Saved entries
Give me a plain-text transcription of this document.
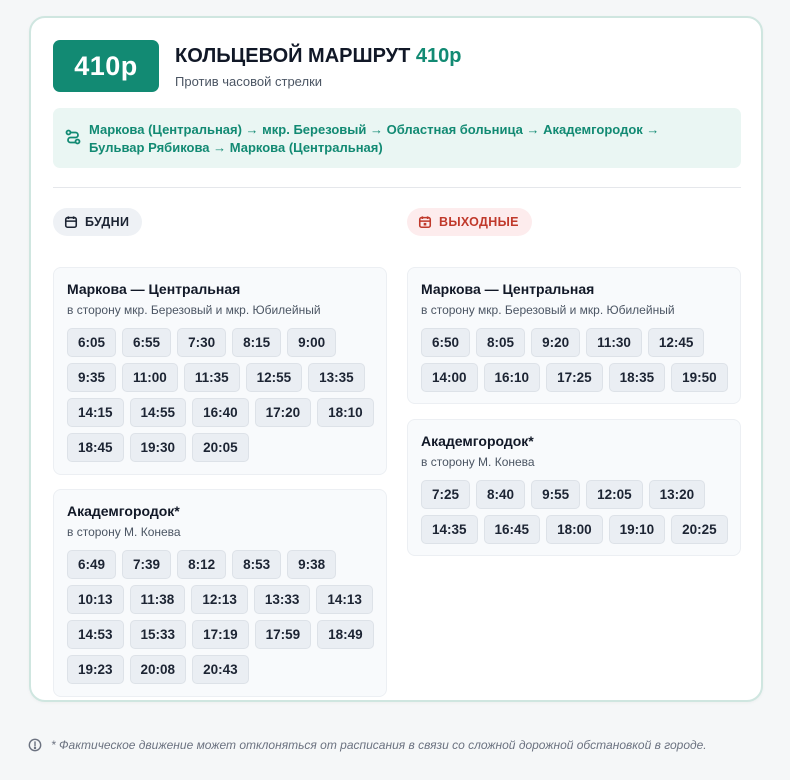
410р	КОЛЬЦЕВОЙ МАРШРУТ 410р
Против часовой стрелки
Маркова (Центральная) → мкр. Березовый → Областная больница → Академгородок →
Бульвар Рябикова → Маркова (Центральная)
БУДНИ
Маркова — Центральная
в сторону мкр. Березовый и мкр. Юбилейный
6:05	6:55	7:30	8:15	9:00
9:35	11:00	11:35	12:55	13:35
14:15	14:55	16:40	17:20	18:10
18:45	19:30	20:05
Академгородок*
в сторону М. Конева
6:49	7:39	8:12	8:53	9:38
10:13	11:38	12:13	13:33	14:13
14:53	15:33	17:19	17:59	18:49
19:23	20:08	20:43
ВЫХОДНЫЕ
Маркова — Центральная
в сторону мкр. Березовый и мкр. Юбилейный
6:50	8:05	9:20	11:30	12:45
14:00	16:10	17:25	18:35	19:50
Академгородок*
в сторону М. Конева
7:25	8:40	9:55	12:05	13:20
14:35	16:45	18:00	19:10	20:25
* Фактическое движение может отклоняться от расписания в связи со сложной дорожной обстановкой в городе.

> Task brief
Images must not appear in the copy; reproduce everything else in the records verbatim.

> Correct result
Give me a plain-text transcription of this document.
410р	КОЛЬЦЕВОЙ МАРШРУТ 410р
Против часовой стрелки
Маркова (Центральная) → мкр. Березовый → Областная больница → Академгородок →
Бульвар Рябикова → Маркова (Центральная)
БУДНИ
Маркова — Центральная
в сторону мкр. Березовый и мкр. Юбилейный
6:05	6:55	7:30	8:15	9:00
9:35	11:00	11:35	12:55	13:35
14:15	14:55	16:40	17:20	18:10
18:45	19:30	20:05
Академгородок*
в сторону М. Конева
6:49	7:39	8:12	8:53	9:38
10:13	11:38	12:13	13:33	14:13
14:53	15:33	17:19	17:59	18:49
19:23	20:08	20:43
ВЫХОДНЫЕ
Маркова — Центральная
в сторону мкр. Березовый и мкр. Юбилейный
6:50	8:05	9:20	11:30	12:45
14:00	16:10	17:25	18:35	19:50
Академгородок*
в сторону М. Конева
7:25	8:40	9:55	12:05	13:20
14:35	16:45	18:00	19:10	20:25
* Фактическое движение может отклоняться от расписания в связи со сложной дорожной обстановкой в городе.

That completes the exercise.